• Task description:
Reproduce the data that follows in its entirety, character for character.

Begin

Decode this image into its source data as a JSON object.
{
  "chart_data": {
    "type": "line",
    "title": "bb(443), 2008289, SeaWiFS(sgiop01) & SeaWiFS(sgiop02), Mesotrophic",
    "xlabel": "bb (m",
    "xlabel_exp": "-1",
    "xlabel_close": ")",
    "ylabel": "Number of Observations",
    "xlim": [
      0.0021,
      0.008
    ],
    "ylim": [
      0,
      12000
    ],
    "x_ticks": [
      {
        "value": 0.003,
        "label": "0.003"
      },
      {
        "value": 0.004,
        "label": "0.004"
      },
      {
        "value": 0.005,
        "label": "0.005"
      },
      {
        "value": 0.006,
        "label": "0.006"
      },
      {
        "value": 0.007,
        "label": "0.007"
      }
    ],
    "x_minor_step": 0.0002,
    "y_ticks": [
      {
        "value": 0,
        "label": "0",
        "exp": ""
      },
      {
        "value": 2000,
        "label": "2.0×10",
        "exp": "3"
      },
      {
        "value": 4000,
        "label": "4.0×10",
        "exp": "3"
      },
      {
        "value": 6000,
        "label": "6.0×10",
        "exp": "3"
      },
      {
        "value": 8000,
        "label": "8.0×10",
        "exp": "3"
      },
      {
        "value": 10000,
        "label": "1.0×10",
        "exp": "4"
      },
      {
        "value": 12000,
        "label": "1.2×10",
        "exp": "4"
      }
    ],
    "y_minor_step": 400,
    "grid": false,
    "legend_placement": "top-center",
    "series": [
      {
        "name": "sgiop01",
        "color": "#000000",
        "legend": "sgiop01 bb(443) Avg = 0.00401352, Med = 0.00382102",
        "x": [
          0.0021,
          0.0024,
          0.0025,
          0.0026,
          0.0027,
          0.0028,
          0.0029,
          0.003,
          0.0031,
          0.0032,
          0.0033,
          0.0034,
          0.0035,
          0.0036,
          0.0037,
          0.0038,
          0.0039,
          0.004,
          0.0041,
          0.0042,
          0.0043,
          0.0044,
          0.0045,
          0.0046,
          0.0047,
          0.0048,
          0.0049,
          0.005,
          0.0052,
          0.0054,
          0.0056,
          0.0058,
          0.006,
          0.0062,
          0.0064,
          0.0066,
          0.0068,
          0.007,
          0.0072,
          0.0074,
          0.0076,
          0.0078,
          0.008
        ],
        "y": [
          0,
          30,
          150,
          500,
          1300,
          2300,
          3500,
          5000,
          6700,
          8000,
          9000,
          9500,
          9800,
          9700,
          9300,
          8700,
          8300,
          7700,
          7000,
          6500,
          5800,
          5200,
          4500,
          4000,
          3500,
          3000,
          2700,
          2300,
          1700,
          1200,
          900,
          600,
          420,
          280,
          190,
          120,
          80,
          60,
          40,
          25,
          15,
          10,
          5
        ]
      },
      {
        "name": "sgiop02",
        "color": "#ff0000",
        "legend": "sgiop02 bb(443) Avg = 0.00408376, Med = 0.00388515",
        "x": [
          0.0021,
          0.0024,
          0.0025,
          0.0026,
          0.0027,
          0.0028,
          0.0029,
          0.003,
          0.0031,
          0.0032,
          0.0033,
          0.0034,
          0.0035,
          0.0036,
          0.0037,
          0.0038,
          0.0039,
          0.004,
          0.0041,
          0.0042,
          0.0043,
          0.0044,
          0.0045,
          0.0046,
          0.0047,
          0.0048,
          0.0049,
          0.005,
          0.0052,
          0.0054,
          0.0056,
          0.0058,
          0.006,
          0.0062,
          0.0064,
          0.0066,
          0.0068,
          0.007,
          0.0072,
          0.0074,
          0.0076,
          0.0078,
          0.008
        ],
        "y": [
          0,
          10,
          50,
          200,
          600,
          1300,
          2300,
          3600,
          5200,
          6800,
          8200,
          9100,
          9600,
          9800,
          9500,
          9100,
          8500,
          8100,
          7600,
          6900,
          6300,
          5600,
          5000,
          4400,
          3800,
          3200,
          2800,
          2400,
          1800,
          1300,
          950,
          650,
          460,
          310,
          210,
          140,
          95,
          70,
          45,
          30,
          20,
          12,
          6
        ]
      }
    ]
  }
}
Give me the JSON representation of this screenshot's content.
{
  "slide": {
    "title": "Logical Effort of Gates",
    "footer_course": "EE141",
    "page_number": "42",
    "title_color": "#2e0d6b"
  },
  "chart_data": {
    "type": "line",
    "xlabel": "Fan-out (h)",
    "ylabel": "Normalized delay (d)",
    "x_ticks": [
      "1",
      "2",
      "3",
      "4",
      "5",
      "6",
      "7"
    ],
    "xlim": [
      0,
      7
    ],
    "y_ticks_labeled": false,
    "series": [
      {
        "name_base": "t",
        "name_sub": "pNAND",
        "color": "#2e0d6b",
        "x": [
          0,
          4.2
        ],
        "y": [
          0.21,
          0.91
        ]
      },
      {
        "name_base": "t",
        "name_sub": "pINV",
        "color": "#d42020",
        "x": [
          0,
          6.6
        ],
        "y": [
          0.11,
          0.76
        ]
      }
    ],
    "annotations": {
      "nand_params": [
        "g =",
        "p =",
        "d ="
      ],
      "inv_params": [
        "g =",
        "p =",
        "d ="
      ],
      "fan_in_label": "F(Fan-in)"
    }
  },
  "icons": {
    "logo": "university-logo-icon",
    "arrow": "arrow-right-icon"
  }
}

End

• Solution to the problem:
Decode this image into its source data as a JSON object.
{
  "chart_data": {
    "type": "line",
    "title": "bb(443), 2008289, SeaWiFS(sgiop01) & SeaWiFS(sgiop02), Mesotrophic",
    "xlabel": "bb (m",
    "xlabel_exp": "-1",
    "xlabel_close": ")",
    "ylabel": "Number of Observations",
    "xlim": [
      0.0021,
      0.008
    ],
    "ylim": [
      0,
      12000
    ],
    "x_ticks": [
      {
        "value": 0.003,
        "label": "0.003"
      },
      {
        "value": 0.004,
        "label": "0.004"
      },
      {
        "value": 0.005,
        "label": "0.005"
      },
      {
        "value": 0.006,
        "label": "0.006"
      },
      {
        "value": 0.007,
        "label": "0.007"
      }
    ],
    "x_minor_step": 0.0002,
    "y_ticks": [
      {
        "value": 0,
        "label": "0",
        "exp": ""
      },
      {
        "value": 2000,
        "label": "2.0×10",
        "exp": "3"
      },
      {
        "value": 4000,
        "label": "4.0×10",
        "exp": "3"
      },
      {
        "value": 6000,
        "label": "6.0×10",
        "exp": "3"
      },
      {
        "value": 8000,
        "label": "8.0×10",
        "exp": "3"
      },
      {
        "value": 10000,
        "label": "1.0×10",
        "exp": "4"
      },
      {
        "value": 12000,
        "label": "1.2×10",
        "exp": "4"
      }
    ],
    "y_minor_step": 400,
    "grid": false,
    "legend_placement": "top-center",
    "series": [
      {
        "name": "sgiop01",
        "color": "#000000",
        "legend": "sgiop01 bb(443) Avg = 0.00401352, Med = 0.00382102",
        "x": [
          0.0021,
          0.0024,
          0.0025,
          0.0026,
          0.0027,
          0.0028,
          0.0029,
          0.003,
          0.0031,
          0.0032,
          0.0033,
          0.0034,
          0.0035,
          0.0036,
          0.0037,
          0.0038,
          0.0039,
          0.004,
          0.0041,
          0.0042,
          0.0043,
          0.0044,
          0.0045,
          0.0046,
          0.0047,
          0.0048,
          0.0049,
          0.005,
          0.0052,
          0.0054,
          0.0056,
          0.0058,
          0.006,
          0.0062,
          0.0064,
          0.0066,
          0.0068,
          0.007,
          0.0072,
          0.0074,
          0.0076,
          0.0078,
          0.008
        ],
        "y": [
          0,
          30,
          150,
          500,
          1300,
          2300,
          3500,
          5000,
          6700,
          8000,
          9000,
          9500,
          9800,
          9700,
          9300,
          8700,
          8300,
          7700,
          7000,
          6500,
          5800,
          5200,
          4500,
          4000,
          3500,
          3000,
          2700,
          2300,
          1700,
          1200,
          900,
          600,
          420,
          280,
          190,
          120,
          80,
          60,
          40,
          25,
          15,
          10,
          5
        ]
      },
      {
        "name": "sgiop02",
        "color": "#ff0000",
        "legend": "sgiop02 bb(443) Avg = 0.00408376, Med = 0.00388515",
        "x": [
          0.0021,
          0.0024,
          0.0025,
          0.0026,
          0.0027,
          0.0028,
          0.0029,
          0.003,
          0.0031,
          0.0032,
          0.0033,
          0.0034,
          0.0035,
          0.0036,
          0.0037,
          0.0038,
          0.0039,
          0.004,
          0.0041,
          0.0042,
          0.0043,
          0.0044,
          0.0045,
          0.0046,
          0.0047,
          0.0048,
          0.0049,
          0.005,
          0.0052,
          0.0054,
          0.0056,
          0.0058,
          0.006,
          0.0062,
          0.0064,
          0.0066,
          0.0068,
          0.007,
          0.0072,
          0.0074,
          0.0076,
          0.0078,
          0.008
        ],
        "y": [
          0,
          10,
          50,
          200,
          600,
          1300,
          2300,
          3600,
          5200,
          6800,
          8200,
          9100,
          9600,
          9800,
          9500,
          9100,
          8500,
          8100,
          7600,
          6900,
          6300,
          5600,
          5000,
          4400,
          3800,
          3200,
          2800,
          2400,
          1800,
          1300,
          950,
          650,
          460,
          310,
          210,
          140,
          95,
          70,
          45,
          30,
          20,
          12,
          6
        ]
      }
    ]
  }
}
Give me the JSON representation of this screenshot's content.
{
  "slide": {
    "title": "Logical Effort of Gates",
    "footer_course": "EE141",
    "page_number": "42",
    "title_color": "#2e0d6b"
  },
  "chart_data": {
    "type": "line",
    "xlabel": "Fan-out (h)",
    "ylabel": "Normalized delay (d)",
    "x_ticks": [
      "1",
      "2",
      "3",
      "4",
      "5",
      "6",
      "7"
    ],
    "xlim": [
      0,
      7
    ],
    "y_ticks_labeled": false,
    "series": [
      {
        "name_base": "t",
        "name_sub": "pNAND",
        "color": "#2e0d6b",
        "x": [
          0,
          4.2
        ],
        "y": [
          0.21,
          0.91
        ]
      },
      {
        "name_base": "t",
        "name_sub": "pINV",
        "color": "#d42020",
        "x": [
          0,
          6.6
        ],
        "y": [
          0.11,
          0.76
        ]
      }
    ],
    "annotations": {
      "nand_params": [
        "g =",
        "p =",
        "d ="
      ],
      "inv_params": [
        "g =",
        "p =",
        "d ="
      ],
      "fan_in_label": "F(Fan-in)"
    }
  },
  "icons": {
    "logo": "university-logo-icon",
    "arrow": "arrow-right-icon"
  }
}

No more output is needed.